Exercise directions — Copy exactly, and only, the lines from the line containing "Transcribe the text in this document." through the last line of the records below, both included, and leave out any pictures.
++++++
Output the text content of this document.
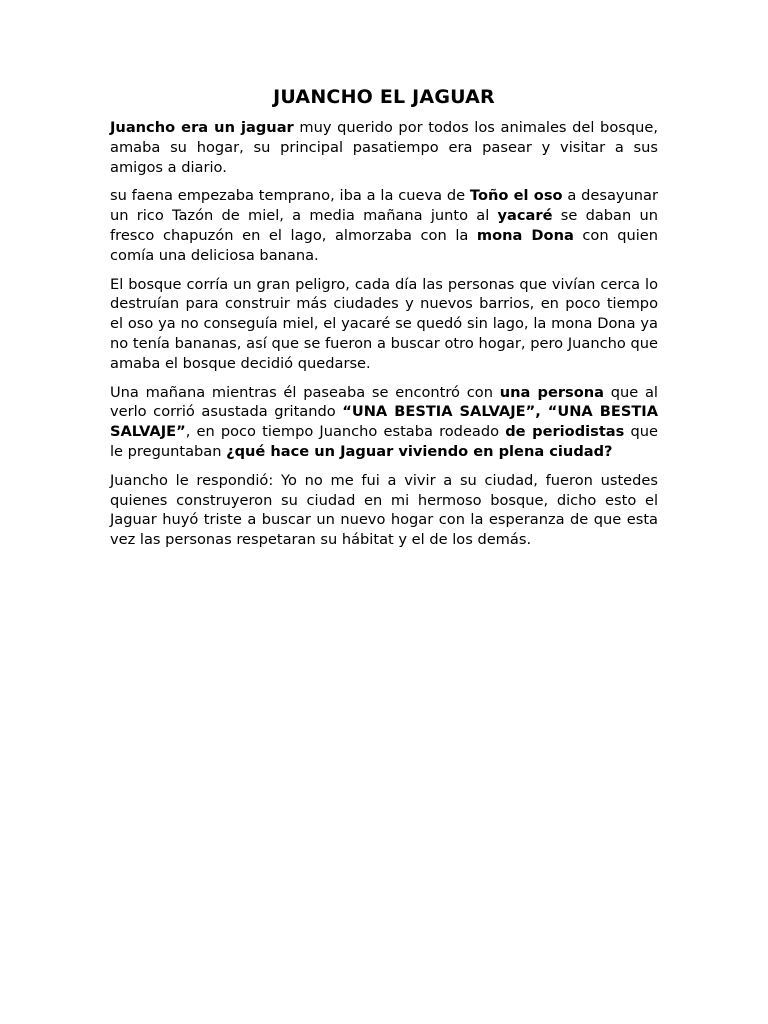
JUANCHO EL JAGUAR

Juancho era un jaguar muy querido por todos los animales del bosque, amaba su hogar, su principal pasatiempo era pasear y visitar a sus amigos a diario.

su faena empezaba temprano, iba a la cueva de Toño el oso a desayunar un rico Tazón de miel, a media mañana junto al yacaré se daban un fresco chapuzón en el lago, almorzaba con la mona Dona con quien comía una deliciosa banana.

El bosque corría un gran peligro, cada día las personas que vivían cerca lo destruían para construir más ciudades y nuevos barrios, en poco tiempo el oso ya no conseguía miel, el yacaré se quedó sin lago, la mona Dona ya no tenía bananas, así que se fueron a buscar otro hogar, pero Juancho que amaba el bosque decidió quedarse.

Una mañana mientras él paseaba se encontró con una persona que al verlo corrió asustada gritando “UNA BESTIA SALVAJE”, “UNA BESTIA SALVAJE”, en poco tiempo Juancho estaba rodeado de periodistas que le preguntaban ¿qué hace un Jaguar viviendo en plena ciudad?

Juancho le respondió: Yo no me fui a vivir a su ciudad, fueron ustedes quienes construyeron su ciudad en mi hermoso bosque, dicho esto el Jaguar huyó triste a buscar un nuevo hogar con la esperanza de que esta vez las personas respetaran su hábitat y el de los demás.
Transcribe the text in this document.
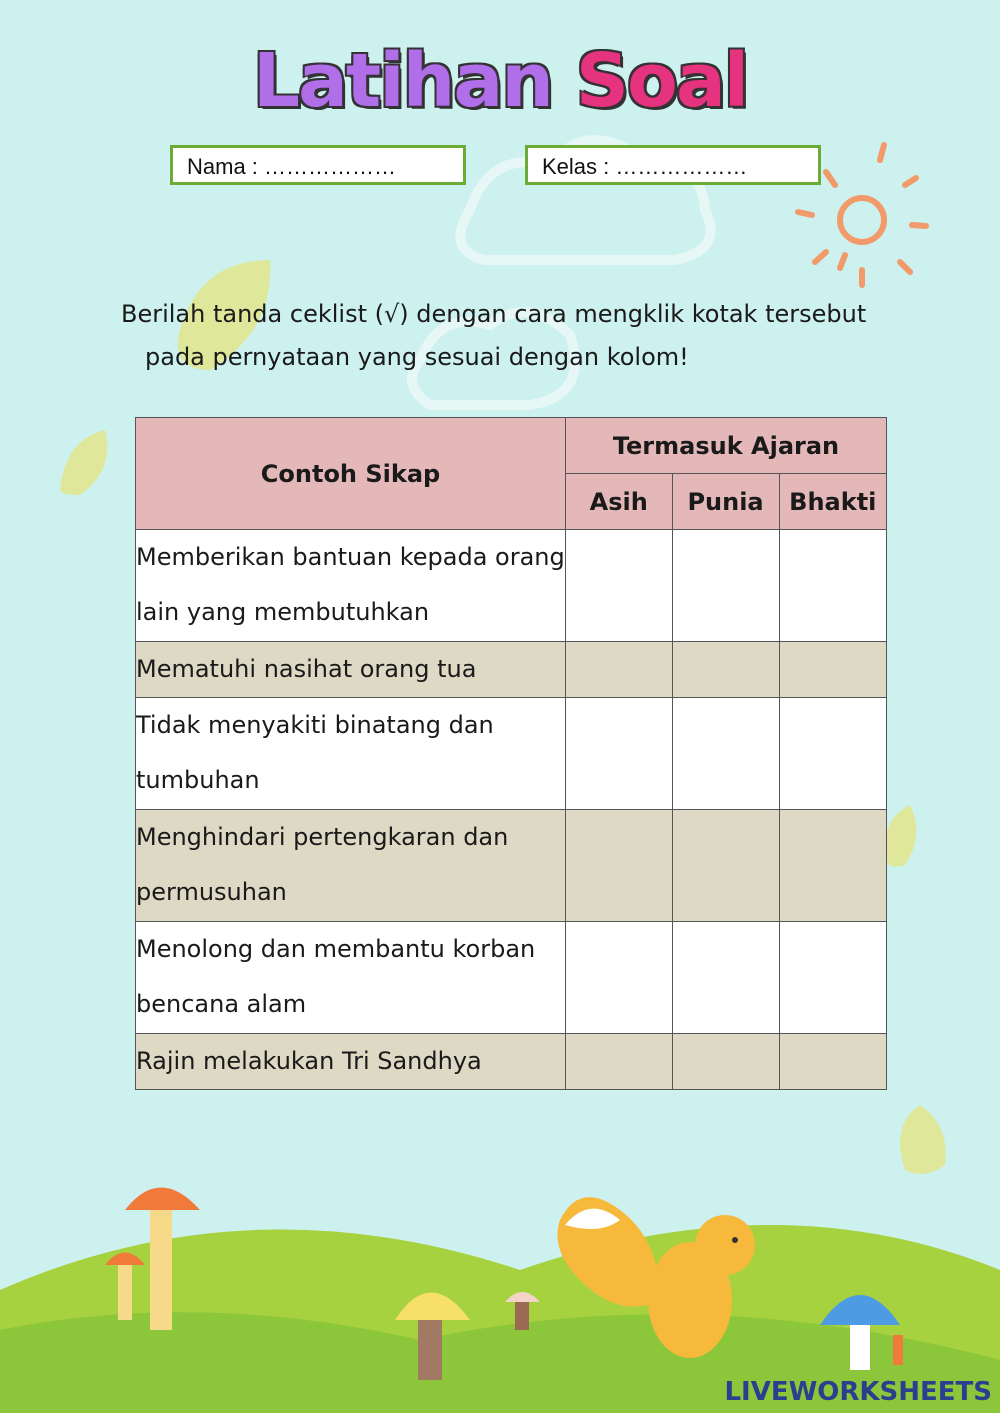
Latihan Soal
Nama : ………………	Kelas : ………………

Berilah tanda ceklist (√) dengan cara mengklik kotak tersebut

pada pernyataan yang sesuai dengan kolom!

Contoh Sikap	Termasuk Ajaran		
	Asih	Punia	Bhakti
Memberikan bantuan kepada orang lain yang membutuhkan			
Mematuhi nasihat orang tua			
Tidak menyakiti binatang dan tumbuhan			
Menghindari pertengkaran dan permusuhan			
Menolong dan membantu korban bencana alam			
Rajin melakukan Tri Sandhya			
LIVEWORKSHEETS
++++++
Exercise result —
Transcribe the text in this document.
Latihan Soal
Nama : ………………	Kelas : ………………

Berilah tanda ceklist (√) dengan cara mengklik kotak tersebut

pada pernyataan yang sesuai dengan kolom!

Contoh Sikap	Termasuk Ajaran		
	Asih	Punia	Bhakti
Memberikan bantuan kepada orang lain yang membutuhkan			
Mematuhi nasihat orang tua			
Tidak menyakiti binatang dan tumbuhan			
Menghindari pertengkaran dan permusuhan			
Menolong dan membantu korban bencana alam			
Rajin melakukan Tri Sandhya			
LIVEWORKSHEETS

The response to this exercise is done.